### REQUIRED WORK
In the following material, identify every line holding the string "called" and return it.
Start
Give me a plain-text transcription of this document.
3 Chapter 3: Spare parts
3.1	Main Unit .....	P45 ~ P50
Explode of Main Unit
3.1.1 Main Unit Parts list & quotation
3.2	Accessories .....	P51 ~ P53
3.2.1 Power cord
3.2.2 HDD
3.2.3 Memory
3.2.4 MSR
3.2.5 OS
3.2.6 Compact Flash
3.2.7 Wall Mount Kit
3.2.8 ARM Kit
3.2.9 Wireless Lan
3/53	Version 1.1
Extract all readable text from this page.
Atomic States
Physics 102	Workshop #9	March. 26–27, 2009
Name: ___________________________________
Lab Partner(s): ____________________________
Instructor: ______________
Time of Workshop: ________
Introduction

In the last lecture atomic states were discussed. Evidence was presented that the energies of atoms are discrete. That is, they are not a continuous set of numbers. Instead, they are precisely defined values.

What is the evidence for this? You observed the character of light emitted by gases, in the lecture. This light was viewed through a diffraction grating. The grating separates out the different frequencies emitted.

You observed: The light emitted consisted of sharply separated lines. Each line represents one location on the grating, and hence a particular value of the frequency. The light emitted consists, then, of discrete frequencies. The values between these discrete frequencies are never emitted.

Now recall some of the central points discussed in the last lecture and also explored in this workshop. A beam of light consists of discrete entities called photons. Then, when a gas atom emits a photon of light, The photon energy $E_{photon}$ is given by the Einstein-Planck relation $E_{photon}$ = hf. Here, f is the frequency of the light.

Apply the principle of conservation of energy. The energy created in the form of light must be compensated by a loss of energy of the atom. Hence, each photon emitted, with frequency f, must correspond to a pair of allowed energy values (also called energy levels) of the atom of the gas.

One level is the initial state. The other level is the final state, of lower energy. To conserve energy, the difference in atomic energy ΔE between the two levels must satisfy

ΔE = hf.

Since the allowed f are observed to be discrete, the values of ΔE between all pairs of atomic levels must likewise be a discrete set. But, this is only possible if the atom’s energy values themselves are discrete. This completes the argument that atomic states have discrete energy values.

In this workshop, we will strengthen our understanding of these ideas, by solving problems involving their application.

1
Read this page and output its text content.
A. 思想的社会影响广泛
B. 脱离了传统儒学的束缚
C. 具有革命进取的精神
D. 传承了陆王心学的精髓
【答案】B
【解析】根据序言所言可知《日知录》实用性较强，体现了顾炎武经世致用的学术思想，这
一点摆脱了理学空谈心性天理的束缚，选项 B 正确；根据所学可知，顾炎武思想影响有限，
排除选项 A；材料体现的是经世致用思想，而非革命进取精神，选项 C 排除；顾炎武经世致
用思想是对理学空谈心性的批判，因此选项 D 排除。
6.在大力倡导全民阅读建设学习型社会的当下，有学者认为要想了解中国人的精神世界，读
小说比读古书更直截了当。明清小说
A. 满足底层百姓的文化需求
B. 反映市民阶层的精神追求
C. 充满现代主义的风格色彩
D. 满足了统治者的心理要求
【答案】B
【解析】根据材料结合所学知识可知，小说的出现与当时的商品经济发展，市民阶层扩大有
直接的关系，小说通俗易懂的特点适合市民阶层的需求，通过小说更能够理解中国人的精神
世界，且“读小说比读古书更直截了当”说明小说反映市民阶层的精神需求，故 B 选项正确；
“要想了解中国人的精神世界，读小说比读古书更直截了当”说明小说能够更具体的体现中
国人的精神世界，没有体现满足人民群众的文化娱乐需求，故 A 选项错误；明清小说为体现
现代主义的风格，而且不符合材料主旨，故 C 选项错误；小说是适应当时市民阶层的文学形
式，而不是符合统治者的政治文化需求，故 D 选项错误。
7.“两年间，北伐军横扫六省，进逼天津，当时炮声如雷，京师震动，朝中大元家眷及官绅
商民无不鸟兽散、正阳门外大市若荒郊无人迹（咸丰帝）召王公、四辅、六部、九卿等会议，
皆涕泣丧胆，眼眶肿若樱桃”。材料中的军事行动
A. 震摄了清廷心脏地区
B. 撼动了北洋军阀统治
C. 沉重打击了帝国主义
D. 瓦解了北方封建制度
End
### EXPECTED ANSWER
Now recall some of the central points discussed in the last lecture and also explored in this workshop. A beam of light consists of discrete entities called photons. Then, when a gas atom emits a photon of light, The photon energy $E_{photon}$ is given by the Einstein-Planck relation $E_{photon}$ = hf. Here, f is the frequency of the light.
Apply the principle of conservation of energy. The energy created in the form of light must be compensated by a loss of energy of the atom. Hence, each photon emitted, with frequency f, must correspond to a pair of allowed energy values (also called energy levels) of the atom of the gas.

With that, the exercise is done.